** Start of Dataset **
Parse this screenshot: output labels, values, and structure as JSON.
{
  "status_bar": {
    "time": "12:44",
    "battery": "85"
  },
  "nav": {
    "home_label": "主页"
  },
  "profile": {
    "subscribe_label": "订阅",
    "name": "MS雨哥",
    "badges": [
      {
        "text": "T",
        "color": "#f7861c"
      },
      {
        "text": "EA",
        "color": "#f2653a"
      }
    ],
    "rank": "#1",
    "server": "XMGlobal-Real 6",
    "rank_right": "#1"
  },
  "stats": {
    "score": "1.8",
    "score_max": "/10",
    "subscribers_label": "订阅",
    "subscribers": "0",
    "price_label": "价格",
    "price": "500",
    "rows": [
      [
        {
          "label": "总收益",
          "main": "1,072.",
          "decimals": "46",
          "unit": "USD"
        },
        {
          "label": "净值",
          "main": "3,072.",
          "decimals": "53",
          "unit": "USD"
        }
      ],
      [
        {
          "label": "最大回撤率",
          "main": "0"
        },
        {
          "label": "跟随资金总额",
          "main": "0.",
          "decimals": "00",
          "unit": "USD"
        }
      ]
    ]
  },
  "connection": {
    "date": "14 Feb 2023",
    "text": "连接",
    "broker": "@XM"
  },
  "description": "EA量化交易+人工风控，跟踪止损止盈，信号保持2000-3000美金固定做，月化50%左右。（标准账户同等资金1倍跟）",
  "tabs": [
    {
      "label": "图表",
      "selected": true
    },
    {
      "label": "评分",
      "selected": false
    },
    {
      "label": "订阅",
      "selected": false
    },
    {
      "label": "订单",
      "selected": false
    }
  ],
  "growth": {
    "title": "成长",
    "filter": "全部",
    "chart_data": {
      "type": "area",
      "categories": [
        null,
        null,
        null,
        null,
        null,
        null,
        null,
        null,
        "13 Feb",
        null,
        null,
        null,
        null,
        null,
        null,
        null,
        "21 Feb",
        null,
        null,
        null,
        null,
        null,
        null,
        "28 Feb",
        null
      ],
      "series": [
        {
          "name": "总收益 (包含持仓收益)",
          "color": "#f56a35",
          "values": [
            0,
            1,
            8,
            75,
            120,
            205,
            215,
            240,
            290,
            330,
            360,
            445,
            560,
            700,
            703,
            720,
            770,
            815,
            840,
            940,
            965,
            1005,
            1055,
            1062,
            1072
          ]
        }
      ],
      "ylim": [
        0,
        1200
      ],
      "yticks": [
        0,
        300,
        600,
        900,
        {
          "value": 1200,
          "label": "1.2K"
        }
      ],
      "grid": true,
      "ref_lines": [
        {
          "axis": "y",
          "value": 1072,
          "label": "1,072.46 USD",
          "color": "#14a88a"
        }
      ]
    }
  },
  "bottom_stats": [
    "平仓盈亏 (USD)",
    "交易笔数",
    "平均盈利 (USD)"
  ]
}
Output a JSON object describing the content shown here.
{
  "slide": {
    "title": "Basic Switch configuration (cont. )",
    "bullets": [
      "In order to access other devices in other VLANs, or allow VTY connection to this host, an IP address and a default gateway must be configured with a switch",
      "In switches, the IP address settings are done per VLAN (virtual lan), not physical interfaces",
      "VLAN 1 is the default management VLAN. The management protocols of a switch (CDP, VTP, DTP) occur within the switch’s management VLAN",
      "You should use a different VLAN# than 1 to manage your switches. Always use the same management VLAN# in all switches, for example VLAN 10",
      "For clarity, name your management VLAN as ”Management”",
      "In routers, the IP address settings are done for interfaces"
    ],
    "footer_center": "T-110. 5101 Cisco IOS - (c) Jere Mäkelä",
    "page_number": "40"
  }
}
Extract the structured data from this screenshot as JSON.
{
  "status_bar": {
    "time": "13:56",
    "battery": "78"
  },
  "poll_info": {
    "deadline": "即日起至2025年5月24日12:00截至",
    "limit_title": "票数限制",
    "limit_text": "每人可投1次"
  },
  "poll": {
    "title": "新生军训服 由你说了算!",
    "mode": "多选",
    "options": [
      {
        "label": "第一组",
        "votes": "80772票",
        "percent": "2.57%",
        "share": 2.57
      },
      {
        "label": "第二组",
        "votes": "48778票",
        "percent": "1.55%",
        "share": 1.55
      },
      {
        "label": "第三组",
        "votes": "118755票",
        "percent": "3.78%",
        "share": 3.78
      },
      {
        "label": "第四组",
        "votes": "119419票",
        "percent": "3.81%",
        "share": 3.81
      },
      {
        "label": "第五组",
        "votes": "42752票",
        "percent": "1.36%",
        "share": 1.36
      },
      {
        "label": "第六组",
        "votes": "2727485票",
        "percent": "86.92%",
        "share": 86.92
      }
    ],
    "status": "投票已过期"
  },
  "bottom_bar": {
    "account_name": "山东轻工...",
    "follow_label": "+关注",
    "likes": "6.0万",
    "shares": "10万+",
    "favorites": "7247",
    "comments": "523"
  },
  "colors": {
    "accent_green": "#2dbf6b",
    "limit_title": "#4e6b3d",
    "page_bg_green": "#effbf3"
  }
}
** End of Dataset **
— Stated exercise —
Pick out and copy the lines of the material that include the word "interfaces".

— Answer to this task —
      "In switches, the IP address settings are done per VLAN (virtual lan), not physical interfaces",
      "In routers, the IP address settings are done for interfaces"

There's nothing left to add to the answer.